Some records:
-- START --

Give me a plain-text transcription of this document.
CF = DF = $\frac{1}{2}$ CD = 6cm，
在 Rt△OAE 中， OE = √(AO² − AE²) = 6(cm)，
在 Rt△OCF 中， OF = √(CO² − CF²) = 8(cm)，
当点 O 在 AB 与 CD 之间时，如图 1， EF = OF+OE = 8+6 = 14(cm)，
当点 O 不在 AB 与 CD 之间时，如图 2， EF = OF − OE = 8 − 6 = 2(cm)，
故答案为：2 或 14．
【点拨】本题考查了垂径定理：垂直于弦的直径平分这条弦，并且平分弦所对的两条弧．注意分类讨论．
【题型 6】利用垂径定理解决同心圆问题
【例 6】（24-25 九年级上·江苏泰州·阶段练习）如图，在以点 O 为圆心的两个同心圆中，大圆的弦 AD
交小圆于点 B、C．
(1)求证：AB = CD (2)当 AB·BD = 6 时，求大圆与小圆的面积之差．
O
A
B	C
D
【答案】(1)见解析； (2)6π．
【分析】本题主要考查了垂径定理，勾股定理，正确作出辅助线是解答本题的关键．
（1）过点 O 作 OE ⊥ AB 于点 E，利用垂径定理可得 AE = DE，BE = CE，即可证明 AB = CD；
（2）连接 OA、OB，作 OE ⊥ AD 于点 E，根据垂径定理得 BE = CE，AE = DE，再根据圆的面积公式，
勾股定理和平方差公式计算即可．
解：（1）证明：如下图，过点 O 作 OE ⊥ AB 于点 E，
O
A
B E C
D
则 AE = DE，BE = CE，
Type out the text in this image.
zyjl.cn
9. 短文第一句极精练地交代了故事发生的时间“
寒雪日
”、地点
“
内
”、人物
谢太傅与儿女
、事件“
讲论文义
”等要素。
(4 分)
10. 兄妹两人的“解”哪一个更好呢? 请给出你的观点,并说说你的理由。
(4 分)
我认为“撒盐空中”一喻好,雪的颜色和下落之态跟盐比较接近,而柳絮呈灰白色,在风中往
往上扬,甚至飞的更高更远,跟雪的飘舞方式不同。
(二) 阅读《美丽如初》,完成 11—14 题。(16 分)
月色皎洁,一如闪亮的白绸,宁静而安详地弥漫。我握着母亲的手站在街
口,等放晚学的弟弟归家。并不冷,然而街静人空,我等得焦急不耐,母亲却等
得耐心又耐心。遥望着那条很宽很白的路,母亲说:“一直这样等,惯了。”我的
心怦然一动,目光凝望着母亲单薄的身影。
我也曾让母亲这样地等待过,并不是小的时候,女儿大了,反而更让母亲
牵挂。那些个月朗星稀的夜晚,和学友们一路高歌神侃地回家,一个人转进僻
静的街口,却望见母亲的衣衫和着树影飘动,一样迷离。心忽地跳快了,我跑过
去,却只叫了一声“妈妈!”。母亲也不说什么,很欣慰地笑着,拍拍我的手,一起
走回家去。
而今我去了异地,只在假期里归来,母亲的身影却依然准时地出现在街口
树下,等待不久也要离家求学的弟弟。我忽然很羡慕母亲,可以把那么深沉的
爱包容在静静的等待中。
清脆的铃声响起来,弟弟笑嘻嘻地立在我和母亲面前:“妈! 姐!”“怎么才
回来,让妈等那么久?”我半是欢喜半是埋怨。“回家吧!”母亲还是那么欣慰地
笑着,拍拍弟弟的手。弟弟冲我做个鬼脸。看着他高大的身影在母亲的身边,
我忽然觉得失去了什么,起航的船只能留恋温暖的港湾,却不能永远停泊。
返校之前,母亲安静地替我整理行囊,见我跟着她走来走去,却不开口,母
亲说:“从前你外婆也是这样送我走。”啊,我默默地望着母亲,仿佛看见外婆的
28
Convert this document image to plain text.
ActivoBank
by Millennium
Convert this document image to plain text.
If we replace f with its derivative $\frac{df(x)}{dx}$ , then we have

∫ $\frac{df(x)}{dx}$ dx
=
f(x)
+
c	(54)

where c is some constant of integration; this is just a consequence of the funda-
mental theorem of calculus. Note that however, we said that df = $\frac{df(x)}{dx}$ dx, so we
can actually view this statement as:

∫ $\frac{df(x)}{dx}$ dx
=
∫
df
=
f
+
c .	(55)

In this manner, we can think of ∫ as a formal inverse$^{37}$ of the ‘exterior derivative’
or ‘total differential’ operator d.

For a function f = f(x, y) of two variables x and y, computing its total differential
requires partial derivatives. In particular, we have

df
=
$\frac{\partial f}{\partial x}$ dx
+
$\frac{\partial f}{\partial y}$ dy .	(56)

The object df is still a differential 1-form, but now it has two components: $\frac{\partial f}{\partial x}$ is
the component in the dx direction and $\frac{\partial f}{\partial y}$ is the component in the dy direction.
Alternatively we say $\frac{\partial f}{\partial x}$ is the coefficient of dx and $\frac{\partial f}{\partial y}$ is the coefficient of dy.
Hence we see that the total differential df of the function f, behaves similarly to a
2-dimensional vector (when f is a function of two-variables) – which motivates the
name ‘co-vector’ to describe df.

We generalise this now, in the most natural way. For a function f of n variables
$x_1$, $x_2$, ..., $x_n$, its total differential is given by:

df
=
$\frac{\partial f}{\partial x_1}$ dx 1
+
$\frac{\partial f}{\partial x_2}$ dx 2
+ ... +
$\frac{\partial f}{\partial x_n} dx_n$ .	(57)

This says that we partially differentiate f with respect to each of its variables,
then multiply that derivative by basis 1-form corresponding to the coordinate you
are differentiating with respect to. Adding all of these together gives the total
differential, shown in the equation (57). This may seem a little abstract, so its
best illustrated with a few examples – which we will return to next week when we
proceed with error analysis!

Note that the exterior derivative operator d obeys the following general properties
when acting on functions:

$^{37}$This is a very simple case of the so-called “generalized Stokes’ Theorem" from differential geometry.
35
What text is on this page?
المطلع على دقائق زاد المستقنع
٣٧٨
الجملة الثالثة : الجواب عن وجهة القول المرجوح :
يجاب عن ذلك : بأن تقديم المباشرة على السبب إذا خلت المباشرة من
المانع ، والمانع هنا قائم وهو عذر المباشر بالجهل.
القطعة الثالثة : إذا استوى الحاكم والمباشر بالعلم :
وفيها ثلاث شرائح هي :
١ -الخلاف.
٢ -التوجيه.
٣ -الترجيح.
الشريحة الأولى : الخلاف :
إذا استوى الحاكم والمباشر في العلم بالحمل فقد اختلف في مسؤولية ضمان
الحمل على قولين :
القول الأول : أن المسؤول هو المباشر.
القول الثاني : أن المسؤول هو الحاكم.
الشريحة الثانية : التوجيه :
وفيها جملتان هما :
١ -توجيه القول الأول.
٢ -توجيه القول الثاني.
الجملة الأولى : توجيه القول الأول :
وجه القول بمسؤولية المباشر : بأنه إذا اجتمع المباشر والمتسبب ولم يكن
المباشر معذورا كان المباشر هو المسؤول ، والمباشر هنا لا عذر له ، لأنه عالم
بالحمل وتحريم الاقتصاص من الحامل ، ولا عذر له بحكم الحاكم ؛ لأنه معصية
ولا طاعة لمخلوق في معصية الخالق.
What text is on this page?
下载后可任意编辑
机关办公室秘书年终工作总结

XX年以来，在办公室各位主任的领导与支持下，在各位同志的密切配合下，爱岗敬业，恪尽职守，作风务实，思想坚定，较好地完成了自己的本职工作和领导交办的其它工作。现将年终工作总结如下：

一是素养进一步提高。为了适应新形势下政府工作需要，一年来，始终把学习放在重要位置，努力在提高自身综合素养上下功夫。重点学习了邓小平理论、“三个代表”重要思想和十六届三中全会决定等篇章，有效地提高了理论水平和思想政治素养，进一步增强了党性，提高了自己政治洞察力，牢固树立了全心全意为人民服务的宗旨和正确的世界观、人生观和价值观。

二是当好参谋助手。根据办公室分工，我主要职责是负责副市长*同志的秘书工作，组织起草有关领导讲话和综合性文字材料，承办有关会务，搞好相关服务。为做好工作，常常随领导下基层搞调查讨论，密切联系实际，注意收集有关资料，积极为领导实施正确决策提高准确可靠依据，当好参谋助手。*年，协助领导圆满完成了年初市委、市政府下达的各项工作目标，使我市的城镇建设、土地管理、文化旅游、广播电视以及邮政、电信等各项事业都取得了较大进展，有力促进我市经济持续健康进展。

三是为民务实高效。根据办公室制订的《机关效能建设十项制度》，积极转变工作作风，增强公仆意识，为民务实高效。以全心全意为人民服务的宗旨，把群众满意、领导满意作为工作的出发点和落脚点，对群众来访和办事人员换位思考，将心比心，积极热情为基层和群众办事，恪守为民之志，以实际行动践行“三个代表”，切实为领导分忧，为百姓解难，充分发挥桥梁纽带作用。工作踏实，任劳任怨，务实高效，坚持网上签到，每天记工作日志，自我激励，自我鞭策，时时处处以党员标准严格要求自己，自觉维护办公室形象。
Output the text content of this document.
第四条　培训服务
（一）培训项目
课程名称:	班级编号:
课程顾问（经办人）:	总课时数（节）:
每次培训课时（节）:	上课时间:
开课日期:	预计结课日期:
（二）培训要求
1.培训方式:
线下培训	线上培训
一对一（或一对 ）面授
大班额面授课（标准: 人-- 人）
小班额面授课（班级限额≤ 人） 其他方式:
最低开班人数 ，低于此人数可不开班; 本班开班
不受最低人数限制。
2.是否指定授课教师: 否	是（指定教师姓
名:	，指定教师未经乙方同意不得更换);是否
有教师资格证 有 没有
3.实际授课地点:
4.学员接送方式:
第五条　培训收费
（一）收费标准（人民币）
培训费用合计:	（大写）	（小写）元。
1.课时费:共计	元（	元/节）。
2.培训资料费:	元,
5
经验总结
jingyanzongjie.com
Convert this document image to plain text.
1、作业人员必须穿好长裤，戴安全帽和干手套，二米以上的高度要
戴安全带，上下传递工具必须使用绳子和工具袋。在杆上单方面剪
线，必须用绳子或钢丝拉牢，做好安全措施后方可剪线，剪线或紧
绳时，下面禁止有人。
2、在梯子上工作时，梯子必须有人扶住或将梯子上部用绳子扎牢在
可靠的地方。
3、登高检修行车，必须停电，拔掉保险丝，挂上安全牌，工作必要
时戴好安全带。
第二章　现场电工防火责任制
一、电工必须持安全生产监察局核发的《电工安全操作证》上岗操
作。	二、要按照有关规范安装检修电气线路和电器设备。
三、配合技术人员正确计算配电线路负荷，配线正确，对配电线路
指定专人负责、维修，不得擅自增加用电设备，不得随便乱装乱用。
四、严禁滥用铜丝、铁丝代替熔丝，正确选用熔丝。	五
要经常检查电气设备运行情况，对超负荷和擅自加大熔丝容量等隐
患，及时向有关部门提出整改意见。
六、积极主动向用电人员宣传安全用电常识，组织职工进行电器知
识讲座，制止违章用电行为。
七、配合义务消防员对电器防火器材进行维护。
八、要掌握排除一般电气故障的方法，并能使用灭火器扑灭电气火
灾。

-- END --

Exercise prompt: Show all lines from the records above where the word "الثالثة" occurs.

Worked solution:
الجملة الثالثة : الجواب عن وجهة القول المرجوح :
القطعة الثالثة : إذا استوى الحاكم والمباشر بالعلم :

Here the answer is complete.